::: Raw data :::

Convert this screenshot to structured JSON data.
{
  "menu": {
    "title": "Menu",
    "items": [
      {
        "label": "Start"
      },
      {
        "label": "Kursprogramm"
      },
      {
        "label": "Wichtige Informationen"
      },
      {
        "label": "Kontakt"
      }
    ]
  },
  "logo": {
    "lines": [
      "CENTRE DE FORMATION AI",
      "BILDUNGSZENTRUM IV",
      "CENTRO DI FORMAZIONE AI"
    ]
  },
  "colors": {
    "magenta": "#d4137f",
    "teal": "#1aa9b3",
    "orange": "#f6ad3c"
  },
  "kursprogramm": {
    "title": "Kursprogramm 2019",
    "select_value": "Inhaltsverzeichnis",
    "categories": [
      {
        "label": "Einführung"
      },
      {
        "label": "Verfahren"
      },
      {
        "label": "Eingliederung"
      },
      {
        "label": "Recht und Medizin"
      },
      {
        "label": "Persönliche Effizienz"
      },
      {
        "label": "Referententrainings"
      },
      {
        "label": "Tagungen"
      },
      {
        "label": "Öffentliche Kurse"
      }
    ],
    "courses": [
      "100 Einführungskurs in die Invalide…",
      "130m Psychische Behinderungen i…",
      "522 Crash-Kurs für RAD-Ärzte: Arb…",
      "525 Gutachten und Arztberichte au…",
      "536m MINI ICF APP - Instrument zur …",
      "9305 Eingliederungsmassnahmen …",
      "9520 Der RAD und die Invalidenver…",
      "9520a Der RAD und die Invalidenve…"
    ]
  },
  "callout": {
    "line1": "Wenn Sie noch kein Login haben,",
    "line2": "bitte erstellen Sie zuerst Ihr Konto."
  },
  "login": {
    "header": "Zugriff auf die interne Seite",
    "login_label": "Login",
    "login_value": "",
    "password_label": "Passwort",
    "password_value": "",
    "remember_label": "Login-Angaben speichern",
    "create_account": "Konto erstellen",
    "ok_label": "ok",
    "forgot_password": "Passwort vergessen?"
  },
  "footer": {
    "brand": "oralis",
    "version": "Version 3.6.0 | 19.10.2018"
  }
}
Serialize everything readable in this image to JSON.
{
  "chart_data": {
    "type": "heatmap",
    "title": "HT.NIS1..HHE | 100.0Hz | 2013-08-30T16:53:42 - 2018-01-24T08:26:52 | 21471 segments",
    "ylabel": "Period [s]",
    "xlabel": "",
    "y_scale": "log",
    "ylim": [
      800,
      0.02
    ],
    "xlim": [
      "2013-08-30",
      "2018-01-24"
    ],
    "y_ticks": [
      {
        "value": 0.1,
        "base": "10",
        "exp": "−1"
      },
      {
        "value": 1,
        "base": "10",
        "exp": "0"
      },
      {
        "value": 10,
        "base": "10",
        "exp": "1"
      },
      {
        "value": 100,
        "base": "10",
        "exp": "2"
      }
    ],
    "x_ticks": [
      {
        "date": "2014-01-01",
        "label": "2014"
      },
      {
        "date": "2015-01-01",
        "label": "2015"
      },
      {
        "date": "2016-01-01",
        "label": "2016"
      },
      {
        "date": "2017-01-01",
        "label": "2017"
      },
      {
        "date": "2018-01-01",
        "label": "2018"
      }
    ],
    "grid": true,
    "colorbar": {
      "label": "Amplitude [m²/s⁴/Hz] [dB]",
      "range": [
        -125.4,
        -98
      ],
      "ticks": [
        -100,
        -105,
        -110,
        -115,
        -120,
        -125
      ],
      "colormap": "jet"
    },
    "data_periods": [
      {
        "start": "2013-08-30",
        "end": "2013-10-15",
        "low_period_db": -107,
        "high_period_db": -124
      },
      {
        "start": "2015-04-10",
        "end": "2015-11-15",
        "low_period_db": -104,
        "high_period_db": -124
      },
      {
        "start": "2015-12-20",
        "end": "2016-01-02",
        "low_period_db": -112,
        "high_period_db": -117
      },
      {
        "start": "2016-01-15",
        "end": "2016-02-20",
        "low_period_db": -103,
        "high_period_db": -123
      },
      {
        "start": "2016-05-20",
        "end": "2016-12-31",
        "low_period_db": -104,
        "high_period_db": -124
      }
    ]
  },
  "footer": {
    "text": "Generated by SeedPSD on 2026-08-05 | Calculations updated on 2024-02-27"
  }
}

:::

*Set exercise*
Each line of the listing above should be output exactly.

*Solved problem*
Convert this screenshot to structured JSON data.
{
  "menu": {
    "title": "Menu",
    "items": [
      {
        "label": "Start"
      },
      {
        "label": "Kursprogramm"
      },
      {
        "label": "Wichtige Informationen"
      },
      {
        "label": "Kontakt"
      }
    ]
  },
  "logo": {
    "lines": [
      "CENTRE DE FORMATION AI",
      "BILDUNGSZENTRUM IV",
      "CENTRO DI FORMAZIONE AI"
    ]
  },
  "colors": {
    "magenta": "#d4137f",
    "teal": "#1aa9b3",
    "orange": "#f6ad3c"
  },
  "kursprogramm": {
    "title": "Kursprogramm 2019",
    "select_value": "Inhaltsverzeichnis",
    "categories": [
      {
        "label": "Einführung"
      },
      {
        "label": "Verfahren"
      },
      {
        "label": "Eingliederung"
      },
      {
        "label": "Recht und Medizin"
      },
      {
        "label": "Persönliche Effizienz"
      },
      {
        "label": "Referententrainings"
      },
      {
        "label": "Tagungen"
      },
      {
        "label": "Öffentliche Kurse"
      }
    ],
    "courses": [
      "100 Einführungskurs in die Invalide…",
      "130m Psychische Behinderungen i…",
      "522 Crash-Kurs für RAD-Ärzte: Arb…",
      "525 Gutachten und Arztberichte au…",
      "536m MINI ICF APP - Instrument zur …",
      "9305 Eingliederungsmassnahmen …",
      "9520 Der RAD und die Invalidenver…",
      "9520a Der RAD und die Invalidenve…"
    ]
  },
  "callout": {
    "line1": "Wenn Sie noch kein Login haben,",
    "line2": "bitte erstellen Sie zuerst Ihr Konto."
  },
  "login": {
    "header": "Zugriff auf die interne Seite",
    "login_label": "Login",
    "login_value": "",
    "password_label": "Passwort",
    "password_value": "",
    "remember_label": "Login-Angaben speichern",
    "create_account": "Konto erstellen",
    "ok_label": "ok",
    "forgot_password": "Passwort vergessen?"
  },
  "footer": {
    "brand": "oralis",
    "version": "Version 3.6.0 | 19.10.2018"
  }
}
Serialize everything readable in this image to JSON.
{
  "chart_data": {
    "type": "heatmap",
    "title": "HT.NIS1..HHE | 100.0Hz | 2013-08-30T16:53:42 - 2018-01-24T08:26:52 | 21471 segments",
    "ylabel": "Period [s]",
    "xlabel": "",
    "y_scale": "log",
    "ylim": [
      800,
      0.02
    ],
    "xlim": [
      "2013-08-30",
      "2018-01-24"
    ],
    "y_ticks": [
      {
        "value": 0.1,
        "base": "10",
        "exp": "−1"
      },
      {
        "value": 1,
        "base": "10",
        "exp": "0"
      },
      {
        "value": 10,
        "base": "10",
        "exp": "1"
      },
      {
        "value": 100,
        "base": "10",
        "exp": "2"
      }
    ],
    "x_ticks": [
      {
        "date": "2014-01-01",
        "label": "2014"
      },
      {
        "date": "2015-01-01",
        "label": "2015"
      },
      {
        "date": "2016-01-01",
        "label": "2016"
      },
      {
        "date": "2017-01-01",
        "label": "2017"
      },
      {
        "date": "2018-01-01",
        "label": "2018"
      }
    ],
    "grid": true,
    "colorbar": {
      "label": "Amplitude [m²/s⁴/Hz] [dB]",
      "range": [
        -125.4,
        -98
      ],
      "ticks": [
        -100,
        -105,
        -110,
        -115,
        -120,
        -125
      ],
      "colormap": "jet"
    },
    "data_periods": [
      {
        "start": "2013-08-30",
        "end": "2013-10-15",
        "low_period_db": -107,
        "high_period_db": -124
      },
      {
        "start": "2015-04-10",
        "end": "2015-11-15",
        "low_period_db": -104,
        "high_period_db": -124
      },
      {
        "start": "2015-12-20",
        "end": "2016-01-02",
        "low_period_db": -112,
        "high_period_db": -117
      },
      {
        "start": "2016-01-15",
        "end": "2016-02-20",
        "low_period_db": -103,
        "high_period_db": -123
      },
      {
        "start": "2016-05-20",
        "end": "2016-12-31",
        "low_period_db": -104,
        "high_period_db": -124
      }
    ]
  },
  "footer": {
    "text": "Generated by SeedPSD on 2026-08-05 | Calculations updated on 2024-02-27"
  }
}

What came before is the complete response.